_Records contained in a dataset_

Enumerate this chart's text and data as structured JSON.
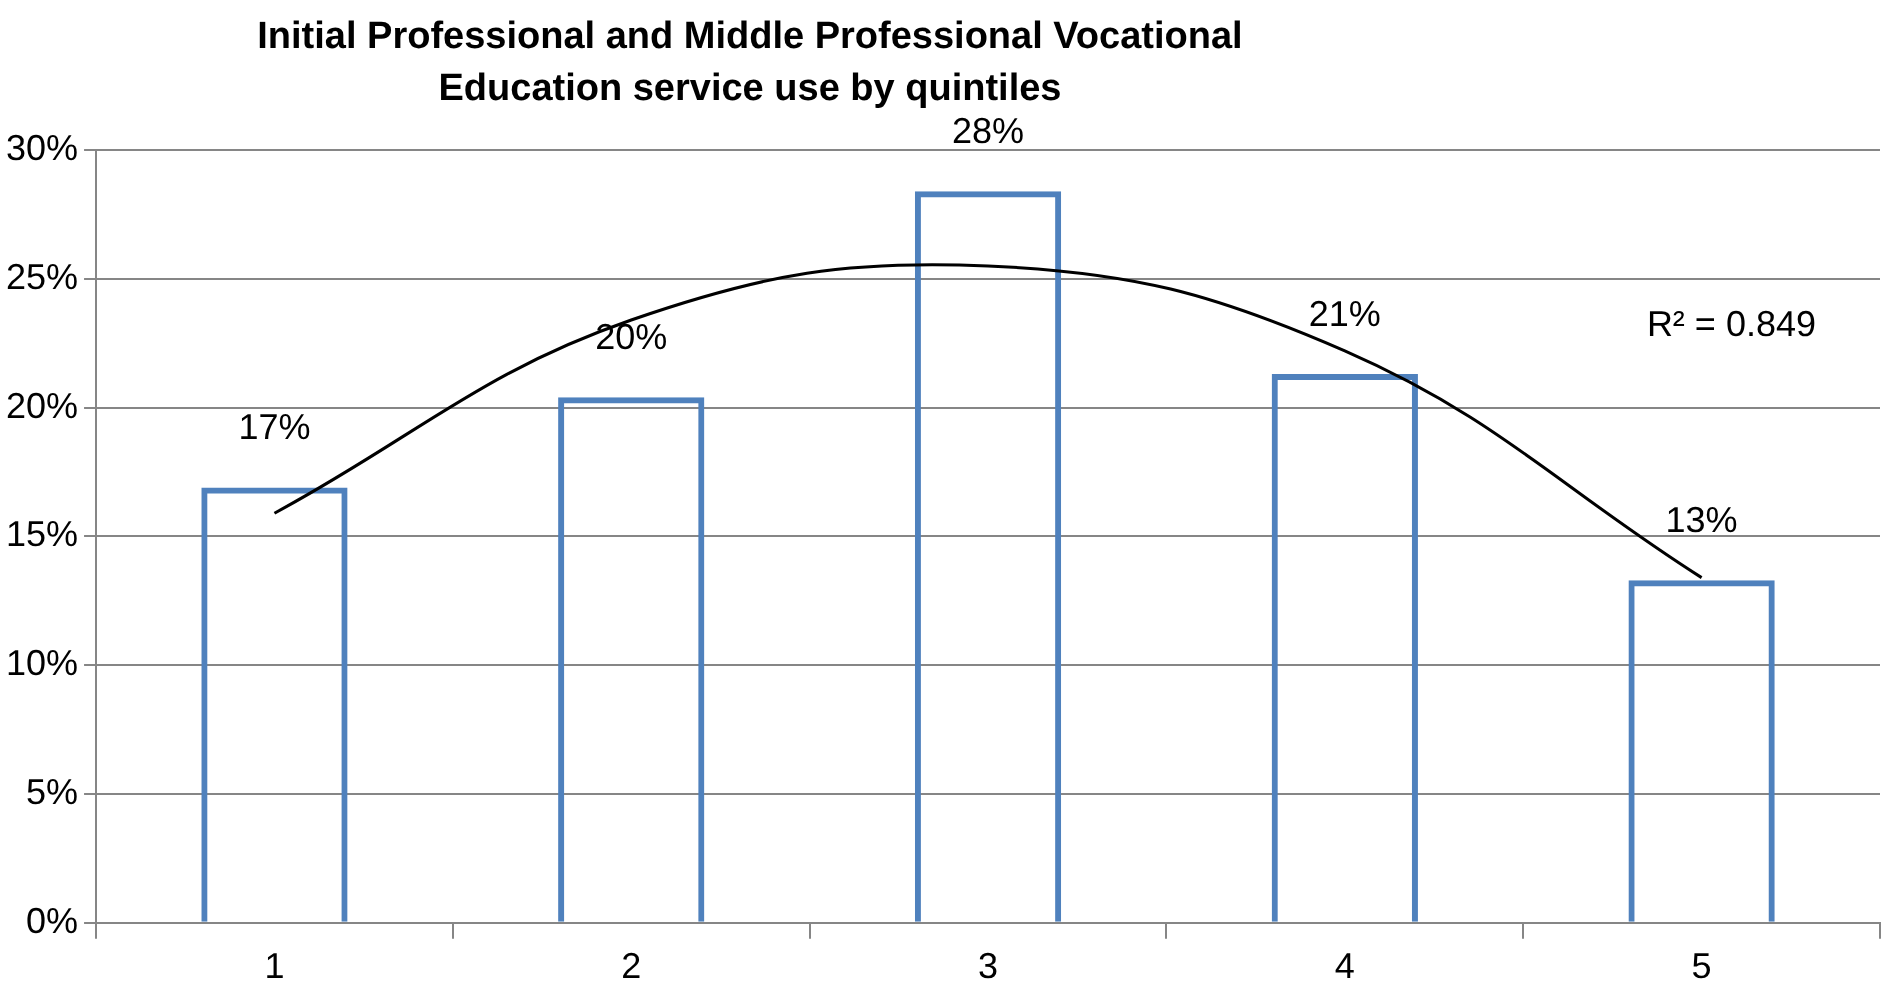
{
  "chart_data": {
    "type": "bar",
    "title": "Initial Professional and Middle Professional Vocational Education service use by quintiles",
    "categories": [
      "1",
      "2",
      "3",
      "4",
      "5"
    ],
    "series": [
      {
        "color": "#4f81bd",
        "values": [
          16.9,
          20.4,
          28.4,
          21.3,
          13.3
        ],
        "value_labels": [
          "17%",
          "20%",
          "28%",
          "21%",
          "13%"
        ]
      },
      {
        "type": "line",
        "color": "#000000",
        "values": [
          15.9,
          23.4,
          25.5,
          22.2,
          13.4
        ]
      }
    ],
    "ylim": [
      0,
      30
    ],
    "yticks": [
      {
        "value": 0,
        "label": "0%"
      },
      {
        "value": 5,
        "label": "5%"
      },
      {
        "value": 10,
        "label": "10%"
      },
      {
        "value": 15,
        "label": "15%"
      },
      {
        "value": 20,
        "label": "20%"
      },
      {
        "value": 25,
        "label": "25%"
      },
      {
        "value": 30,
        "label": "30%"
      }
    ],
    "grid": "y",
    "legend": false,
    "marker": "none",
    "line_style": "solid",
    "annotations": [
      "R² = 0.849"
    ]
  }
}
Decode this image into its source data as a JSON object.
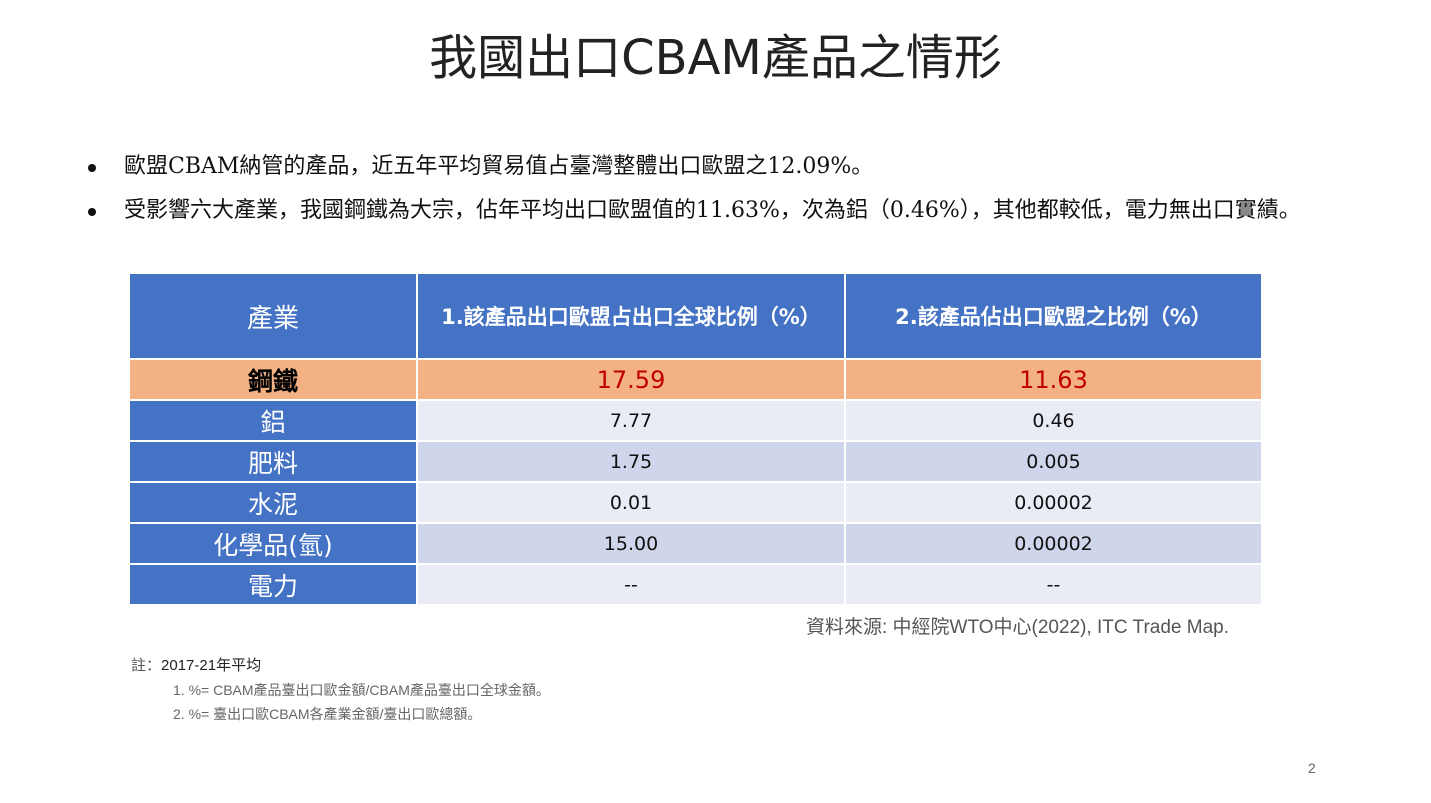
{
  "slide": {
    "title": "我國出口CBAM產品之情形",
    "bullets": [
      "歐盟CBAM納管的產品，近五年平均貿易值占臺灣整體出口歐盟之12.09%。",
      "受影響六大產業，我國鋼鐵為大宗，佔年平均出口歐盟值的11.63%，次為鋁（0.46%），其他都較低，電力無出口實績。"
    ],
    "table": {
      "headers": [
        "產業",
        "1.該產品出口歐盟占出口全球比例（%）",
        "2.該產品佔出口歐盟之比例（%）"
      ],
      "rows": [
        {
          "industry": "鋼鐵",
          "col1": "17.59",
          "col2": "11.63"
        },
        {
          "industry": "鋁",
          "col1": "7.77",
          "col2": "0.46"
        },
        {
          "industry": "肥料",
          "col1": "1.75",
          "col2": "0.005"
        },
        {
          "industry": "水泥",
          "col1": "0.01",
          "col2": "0.00002"
        },
        {
          "industry": "化學品(氫)",
          "col1": "15.00",
          "col2": "0.00002"
        },
        {
          "industry": "電力",
          "col1": "--",
          "col2": "--"
        }
      ],
      "highlight_color": "#f4b183",
      "header_color": "#4472c4",
      "highlight_value_color": "#c00000"
    },
    "source": "資料來源: 中經院WTO中心(2022), ITC Trade Map.",
    "notes": {
      "prefix": "註：",
      "period": "2017-21年平均",
      "lines": [
        "1. %= CBAM產品臺出口歐金額/CBAM產品臺出口全球金額。",
        "2. %= 臺出口歐CBAM各產業金額/臺出口歐總額。"
      ]
    },
    "page_number": "2"
  }
}
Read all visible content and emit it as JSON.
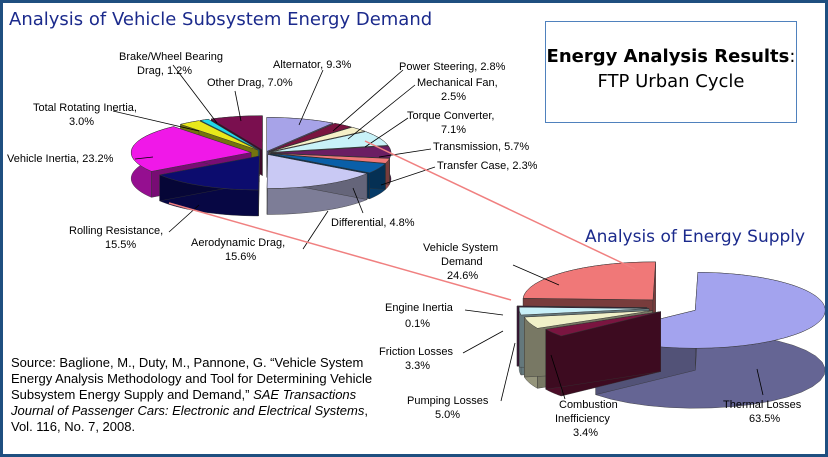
{
  "titles": {
    "demand": "Analysis of Vehicle Subsystem Energy Demand",
    "supply": "Analysis of Energy Supply"
  },
  "results_box": {
    "line1_bold": "Energy Analysis Results",
    "line1_colon": ":",
    "line2": "FTP Urban Cycle"
  },
  "source": {
    "text1": "Source: Baglione, M., Duty, M., Pannone, G.  “Vehicle System Energy Analysis Methodology and Tool for Determining Vehicle Subsystem Energy Supply and Demand,” ",
    "italic1": "SAE Transactions Journal of Passenger Cars: Electronic and Electrical Systems",
    "text2": ", Vol. 116, No. 7, 2008."
  },
  "chart_data": [
    {
      "type": "pie",
      "title": "Analysis of Vehicle Subsystem Energy Demand",
      "unit": "%",
      "slices": [
        {
          "label": "Alternator",
          "value": 9.3,
          "color": "#a7a3e8"
        },
        {
          "label": "Power Steering",
          "value": 2.8,
          "color": "#7a1540"
        },
        {
          "label": "Mechanical Fan",
          "value": 2.5,
          "color": "#f5f0c8"
        },
        {
          "label": "Torque Converter",
          "value": 7.1,
          "color": "#c8f2f8"
        },
        {
          "label": "Transmission",
          "value": 5.7,
          "color": "#6b1e63"
        },
        {
          "label": "Transfer Case",
          "value": 2.3,
          "color": "#f07878"
        },
        {
          "label": "Differential",
          "value": 4.8,
          "color": "#0a5fa8"
        },
        {
          "label": "Aerodynamic Drag",
          "value": 15.6,
          "color": "#c9c9f4"
        },
        {
          "label": "Rolling Resistance",
          "value": 15.5,
          "color": "#0c0c6e"
        },
        {
          "label": "Vehicle Inertia",
          "value": 23.2,
          "color": "#f018e8"
        },
        {
          "label": "Total Rotating Inertia",
          "value": 3.0,
          "color": "#e8e81a"
        },
        {
          "label": "Brake/Wheel Bearing Drag",
          "value": 1.2,
          "color": "#20d8e8"
        },
        {
          "label": "Other Drag",
          "value": 7.0,
          "color": "#7a0f4f"
        }
      ]
    },
    {
      "type": "pie",
      "title": "Analysis of Energy Supply",
      "unit": "%",
      "slices": [
        {
          "label": "Thermal Losses",
          "value": 63.5,
          "color": "#a3a3ee"
        },
        {
          "label": "Combustion Inefficiency",
          "value": 3.4,
          "color": "#7a1540"
        },
        {
          "label": "Pumping Losses",
          "value": 5.0,
          "color": "#f0f0c8"
        },
        {
          "label": "Friction Losses",
          "value": 3.3,
          "color": "#c8f0f8"
        },
        {
          "label": "Engine Inertia",
          "value": 0.1,
          "color": "#6b1e63"
        },
        {
          "label": "Vehicle System Demand",
          "value": 24.6,
          "color": "#f07878"
        }
      ]
    }
  ],
  "labels": {
    "alternator": "Alternator, 9.3%",
    "power_steering": "Power Steering, 2.8%",
    "mechanical_fan_1": "Mechanical Fan,",
    "mechanical_fan_2": "2.5%",
    "torque_converter_1": "Torque Converter,",
    "torque_converter_2": "7.1%",
    "transmission": "Transmission, 5.7%",
    "transfer_case": "Transfer Case, 2.3%",
    "differential": "Differential, 4.8%",
    "aero_1": "Aerodynamic Drag,",
    "aero_2": "15.6%",
    "rolling_1": "Rolling Resistance,",
    "rolling_2": "15.5%",
    "vehicle_inertia": "Vehicle Inertia, 23.2%",
    "rotating_1": "Total Rotating Inertia,",
    "rotating_2": "3.0%",
    "brake_1": "Brake/Wheel Bearing",
    "brake_2": "Drag, 1.2%",
    "other_drag": "Other Drag, 7.0%",
    "vsd_1": "Vehicle System",
    "vsd_2": "Demand",
    "vsd_3": "24.6%",
    "engine_inertia_1": "Engine Inertia",
    "engine_inertia_2": "0.1%",
    "friction_1": "Friction Losses",
    "friction_2": "3.3%",
    "pumping_1": "Pumping Losses",
    "pumping_2": "5.0%",
    "combustion_1": "Combustion",
    "combustion_2": "Inefficiency",
    "combustion_3": "3.4%",
    "thermal_1": "Thermal Losses",
    "thermal_2": "63.5%"
  }
}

_EXERCISE_
Give back the whole listing as it stands, minus its pictures.

_RESULT FOR THIS TASK_
Enumerate this chart's text and data as structured JSON.
{
  "chart_data": {
    "type": "bar",
    "title": "Initial Professional and Middle Professional Vocational Education service use by quintiles",
    "categories": [
      "1",
      "2",
      "3",
      "4",
      "5"
    ],
    "series": [
      {
        "color": "#4f81bd",
        "values": [
          16.9,
          20.4,
          28.4,
          21.3,
          13.3
        ],
        "value_labels": [
          "17%",
          "20%",
          "28%",
          "21%",
          "13%"
        ]
      },
      {
        "type": "line",
        "color": "#000000",
        "values": [
          15.9,
          23.4,
          25.5,
          22.2,
          13.4
        ]
      }
    ],
    "ylim": [
      0,
      30
    ],
    "yticks": [
      {
        "value": 0,
        "label": "0%"
      },
      {
        "value": 5,
        "label": "5%"
      },
      {
        "value": 10,
        "label": "10%"
      },
      {
        "value": 15,
        "label": "15%"
      },
      {
        "value": 20,
        "label": "20%"
      },
      {
        "value": 25,
        "label": "25%"
      },
      {
        "value": 30,
        "label": "30%"
      }
    ],
    "grid": "y",
    "legend": false,
    "marker": "none",
    "line_style": "solid",
    "annotations": [
      "R² = 0.849"
    ]
  }
}
Decode this image into its source data as a JSON object.
{
  "slide": {
    "title": "我國出口CBAM產品之情形",
    "bullets": [
      "歐盟CBAM納管的產品，近五年平均貿易值占臺灣整體出口歐盟之12.09%。",
      "受影響六大產業，我國鋼鐵為大宗，佔年平均出口歐盟值的11.63%，次為鋁（0.46%），其他都較低，電力無出口實績。"
    ],
    "table": {
      "headers": [
        "產業",
        "1.該產品出口歐盟占出口全球比例（%）",
        "2.該產品佔出口歐盟之比例（%）"
      ],
      "rows": [
        {
          "industry": "鋼鐵",
          "col1": "17.59",
          "col2": "11.63"
        },
        {
          "industry": "鋁",
          "col1": "7.77",
          "col2": "0.46"
        },
        {
          "industry": "肥料",
          "col1": "1.75",
          "col2": "0.005"
        },
        {
          "industry": "水泥",
          "col1": "0.01",
          "col2": "0.00002"
        },
        {
          "industry": "化學品(氫)",
          "col1": "15.00",
          "col2": "0.00002"
        },
        {
          "industry": "電力",
          "col1": "--",
          "col2": "--"
        }
      ],
      "highlight_color": "#f4b183",
      "header_color": "#4472c4",
      "highlight_value_color": "#c00000"
    },
    "source": "資料來源: 中經院WTO中心(2022), ITC Trade Map.",
    "notes": {
      "prefix": "註：",
      "period": "2017-21年平均",
      "lines": [
        "1. %= CBAM產品臺出口歐金額/CBAM產品臺出口全球金額。",
        "2. %= 臺出口歐CBAM各產業金額/臺出口歐總額。"
      ]
    },
    "page_number": "2"
  }
}
Read all visible content and emit it as JSON.
{
  "titles": {
    "demand": "Analysis of Vehicle Subsystem Energy Demand",
    "supply": "Analysis of Energy Supply"
  },
  "results_box": {
    "line1_bold": "Energy Analysis Results",
    "line1_colon": ":",
    "line2": "FTP Urban Cycle"
  },
  "source": {
    "text1": "Source: Baglione, M., Duty, M., Pannone, G.  “Vehicle System Energy Analysis Methodology and Tool for Determining Vehicle Subsystem Energy Supply and Demand,” ",
    "italic1": "SAE Transactions Journal of Passenger Cars: Electronic and Electrical Systems",
    "text2": ", Vol. 116, No. 7, 2008."
  },
  "chart_data": [
    {
      "type": "pie",
      "title": "Analysis of Vehicle Subsystem Energy Demand",
      "unit": "%",
      "slices": [
        {
          "label": "Alternator",
          "value": 9.3,
          "color": "#a7a3e8"
        },
        {
          "label": "Power Steering",
          "value": 2.8,
          "color": "#7a1540"
        },
        {
          "label": "Mechanical Fan",
          "value": 2.5,
          "color": "#f5f0c8"
        },
        {
          "label": "Torque Converter",
          "value": 7.1,
          "color": "#c8f2f8"
        },
        {
          "label": "Transmission",
          "value": 5.7,
          "color": "#6b1e63"
        },
        {
          "label": "Transfer Case",
          "value": 2.3,
          "color": "#f07878"
        },
        {
          "label": "Differential",
          "value": 4.8,
          "color": "#0a5fa8"
        },
        {
          "label": "Aerodynamic Drag",
          "value": 15.6,
          "color": "#c9c9f4"
        },
        {
          "label": "Rolling Resistance",
          "value": 15.5,
          "color": "#0c0c6e"
        },
        {
          "label": "Vehicle Inertia",
          "value": 23.2,
          "color": "#f018e8"
        },
        {
          "label": "Total Rotating Inertia",
          "value": 3.0,
          "color": "#e8e81a"
        },
        {
          "label": "Brake/Wheel Bearing Drag",
          "value": 1.2,
          "color": "#20d8e8"
        },
        {
          "label": "Other Drag",
          "value": 7.0,
          "color": "#7a0f4f"
        }
      ]
    },
    {
      "type": "pie",
      "title": "Analysis of Energy Supply",
      "unit": "%",
      "slices": [
        {
          "label": "Thermal Losses",
          "value": 63.5,
          "color": "#a3a3ee"
        },
        {
          "label": "Combustion Inefficiency",
          "value": 3.4,
          "color": "#7a1540"
        },
        {
          "label": "Pumping Losses",
          "value": 5.0,
          "color": "#f0f0c8"
        },
        {
          "label": "Friction Losses",
          "value": 3.3,
          "color": "#c8f0f8"
        },
        {
          "label": "Engine Inertia",
          "value": 0.1,
          "color": "#6b1e63"
        },
        {
          "label": "Vehicle System Demand",
          "value": 24.6,
          "color": "#f07878"
        }
      ]
    }
  ],
  "labels": {
    "alternator": "Alternator, 9.3%",
    "power_steering": "Power Steering, 2.8%",
    "mechanical_fan_1": "Mechanical Fan,",
    "mechanical_fan_2": "2.5%",
    "torque_converter_1": "Torque Converter,",
    "torque_converter_2": "7.1%",
    "transmission": "Transmission, 5.7%",
    "transfer_case": "Transfer Case, 2.3%",
    "differential": "Differential, 4.8%",
    "aero_1": "Aerodynamic Drag,",
    "aero_2": "15.6%",
    "rolling_1": "Rolling Resistance,",
    "rolling_2": "15.5%",
    "vehicle_inertia": "Vehicle Inertia, 23.2%",
    "rotating_1": "Total Rotating Inertia,",
    "rotating_2": "3.0%",
    "brake_1": "Brake/Wheel Bearing",
    "brake_2": "Drag, 1.2%",
    "other_drag": "Other Drag, 7.0%",
    "vsd_1": "Vehicle System",
    "vsd_2": "Demand",
    "vsd_3": "24.6%",
    "engine_inertia_1": "Engine Inertia",
    "engine_inertia_2": "0.1%",
    "friction_1": "Friction Losses",
    "friction_2": "3.3%",
    "pumping_1": "Pumping Losses",
    "pumping_2": "5.0%",
    "combustion_1": "Combustion",
    "combustion_2": "Inefficiency",
    "combustion_3": "3.4%",
    "thermal_1": "Thermal Losses",
    "thermal_2": "63.5%"
  }
}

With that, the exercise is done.